> Brief
Once the pictures are removed, output the remaining entries exactly as given.

> Entries provided

----------------

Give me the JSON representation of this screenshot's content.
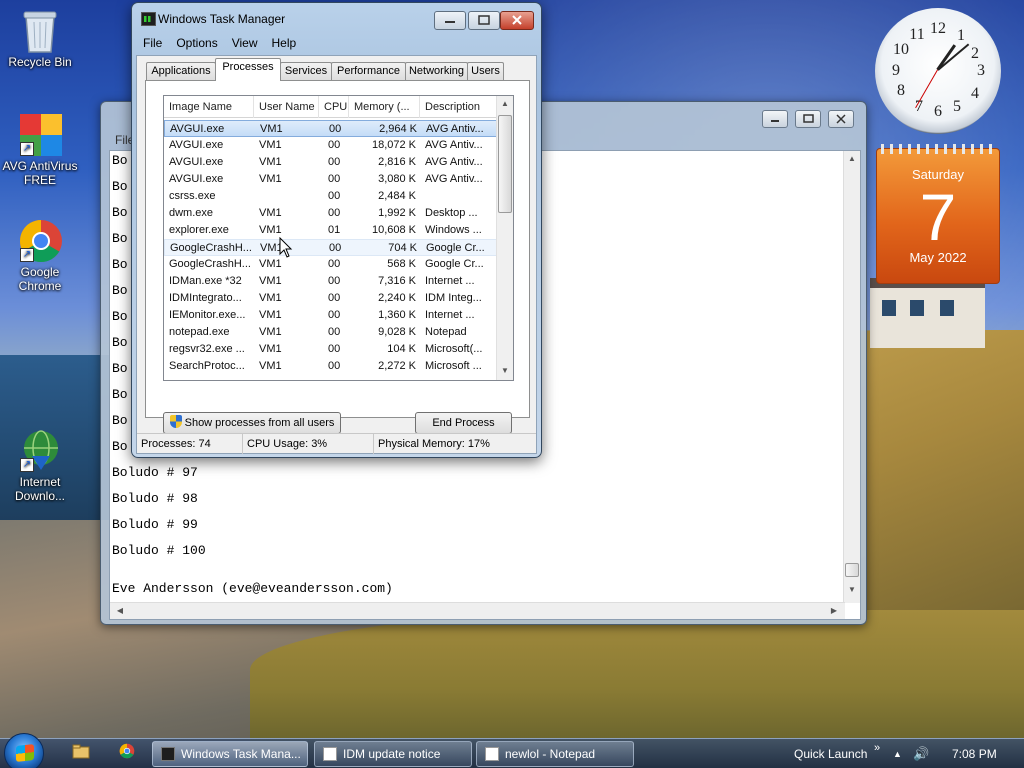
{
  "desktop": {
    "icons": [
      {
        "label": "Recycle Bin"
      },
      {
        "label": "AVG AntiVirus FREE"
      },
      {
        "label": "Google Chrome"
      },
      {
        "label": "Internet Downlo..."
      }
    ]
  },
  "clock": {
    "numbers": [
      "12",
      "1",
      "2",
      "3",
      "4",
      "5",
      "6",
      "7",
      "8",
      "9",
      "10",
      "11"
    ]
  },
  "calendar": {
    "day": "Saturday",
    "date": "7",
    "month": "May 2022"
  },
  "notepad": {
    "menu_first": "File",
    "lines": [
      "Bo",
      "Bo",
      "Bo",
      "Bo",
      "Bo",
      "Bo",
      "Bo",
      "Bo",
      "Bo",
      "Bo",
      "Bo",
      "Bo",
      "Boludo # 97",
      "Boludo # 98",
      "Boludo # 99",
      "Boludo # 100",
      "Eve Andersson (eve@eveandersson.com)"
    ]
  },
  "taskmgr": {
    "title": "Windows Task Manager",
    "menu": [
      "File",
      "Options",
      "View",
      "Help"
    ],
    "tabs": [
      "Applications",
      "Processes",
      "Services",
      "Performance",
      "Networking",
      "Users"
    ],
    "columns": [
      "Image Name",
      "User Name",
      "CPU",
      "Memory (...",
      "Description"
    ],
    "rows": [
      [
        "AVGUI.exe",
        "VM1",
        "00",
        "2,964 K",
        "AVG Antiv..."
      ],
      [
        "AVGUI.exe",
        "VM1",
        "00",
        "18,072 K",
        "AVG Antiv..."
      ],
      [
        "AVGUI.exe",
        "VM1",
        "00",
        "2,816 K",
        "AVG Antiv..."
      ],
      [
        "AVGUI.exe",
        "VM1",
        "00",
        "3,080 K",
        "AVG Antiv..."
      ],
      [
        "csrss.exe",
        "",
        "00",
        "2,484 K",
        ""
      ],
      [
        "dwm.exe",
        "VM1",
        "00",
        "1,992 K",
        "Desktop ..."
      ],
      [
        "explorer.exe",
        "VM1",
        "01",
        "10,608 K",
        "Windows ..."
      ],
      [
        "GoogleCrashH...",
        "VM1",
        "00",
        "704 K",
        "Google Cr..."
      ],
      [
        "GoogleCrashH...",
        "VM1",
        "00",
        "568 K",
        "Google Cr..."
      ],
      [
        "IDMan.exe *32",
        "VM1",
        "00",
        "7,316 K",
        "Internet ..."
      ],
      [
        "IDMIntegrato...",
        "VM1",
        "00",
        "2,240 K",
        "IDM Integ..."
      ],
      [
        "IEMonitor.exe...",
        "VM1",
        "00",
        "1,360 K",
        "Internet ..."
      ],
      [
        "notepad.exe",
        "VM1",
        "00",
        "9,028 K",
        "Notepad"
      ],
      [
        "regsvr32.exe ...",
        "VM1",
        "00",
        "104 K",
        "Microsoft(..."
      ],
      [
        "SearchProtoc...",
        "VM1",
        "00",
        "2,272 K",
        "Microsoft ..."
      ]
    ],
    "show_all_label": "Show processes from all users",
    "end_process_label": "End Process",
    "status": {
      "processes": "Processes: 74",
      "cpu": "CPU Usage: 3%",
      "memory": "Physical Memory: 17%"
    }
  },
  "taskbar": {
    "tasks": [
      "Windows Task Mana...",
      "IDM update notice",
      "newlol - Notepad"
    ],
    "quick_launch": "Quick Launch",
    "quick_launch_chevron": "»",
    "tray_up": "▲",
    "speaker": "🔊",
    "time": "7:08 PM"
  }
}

----------------

> Solution for this exercise
Give me the JSON representation of this screenshot's content.
{
  "desktop": {
    "icons": [
      {
        "label": "Recycle Bin"
      },
      {
        "label": "AVG AntiVirus FREE"
      },
      {
        "label": "Google Chrome"
      },
      {
        "label": "Internet Downlo..."
      }
    ]
  },
  "clock": {
    "numbers": [
      "12",
      "1",
      "2",
      "3",
      "4",
      "5",
      "6",
      "7",
      "8",
      "9",
      "10",
      "11"
    ]
  },
  "calendar": {
    "day": "Saturday",
    "date": "7",
    "month": "May 2022"
  },
  "notepad": {
    "menu_first": "File",
    "lines": [
      "Bo",
      "Bo",
      "Bo",
      "Bo",
      "Bo",
      "Bo",
      "Bo",
      "Bo",
      "Bo",
      "Bo",
      "Bo",
      "Bo",
      "Boludo # 97",
      "Boludo # 98",
      "Boludo # 99",
      "Boludo # 100",
      "Eve Andersson (eve@eveandersson.com)"
    ]
  },
  "taskmgr": {
    "title": "Windows Task Manager",
    "menu": [
      "File",
      "Options",
      "View",
      "Help"
    ],
    "tabs": [
      "Applications",
      "Processes",
      "Services",
      "Performance",
      "Networking",
      "Users"
    ],
    "columns": [
      "Image Name",
      "User Name",
      "CPU",
      "Memory (...",
      "Description"
    ],
    "rows": [
      [
        "AVGUI.exe",
        "VM1",
        "00",
        "2,964 K",
        "AVG Antiv..."
      ],
      [
        "AVGUI.exe",
        "VM1",
        "00",
        "18,072 K",
        "AVG Antiv..."
      ],
      [
        "AVGUI.exe",
        "VM1",
        "00",
        "2,816 K",
        "AVG Antiv..."
      ],
      [
        "AVGUI.exe",
        "VM1",
        "00",
        "3,080 K",
        "AVG Antiv..."
      ],
      [
        "csrss.exe",
        "",
        "00",
        "2,484 K",
        ""
      ],
      [
        "dwm.exe",
        "VM1",
        "00",
        "1,992 K",
        "Desktop ..."
      ],
      [
        "explorer.exe",
        "VM1",
        "01",
        "10,608 K",
        "Windows ..."
      ],
      [
        "GoogleCrashH...",
        "VM1",
        "00",
        "704 K",
        "Google Cr..."
      ],
      [
        "GoogleCrashH...",
        "VM1",
        "00",
        "568 K",
        "Google Cr..."
      ],
      [
        "IDMan.exe *32",
        "VM1",
        "00",
        "7,316 K",
        "Internet ..."
      ],
      [
        "IDMIntegrato...",
        "VM1",
        "00",
        "2,240 K",
        "IDM Integ..."
      ],
      [
        "IEMonitor.exe...",
        "VM1",
        "00",
        "1,360 K",
        "Internet ..."
      ],
      [
        "notepad.exe",
        "VM1",
        "00",
        "9,028 K",
        "Notepad"
      ],
      [
        "regsvr32.exe ...",
        "VM1",
        "00",
        "104 K",
        "Microsoft(..."
      ],
      [
        "SearchProtoc...",
        "VM1",
        "00",
        "2,272 K",
        "Microsoft ..."
      ]
    ],
    "show_all_label": "Show processes from all users",
    "end_process_label": "End Process",
    "status": {
      "processes": "Processes: 74",
      "cpu": "CPU Usage: 3%",
      "memory": "Physical Memory: 17%"
    }
  },
  "taskbar": {
    "tasks": [
      "Windows Task Mana...",
      "IDM update notice",
      "newlol - Notepad"
    ],
    "quick_launch": "Quick Launch",
    "quick_launch_chevron": "»",
    "tray_up": "▲",
    "speaker": "🔊",
    "time": "7:08 PM"
  }
}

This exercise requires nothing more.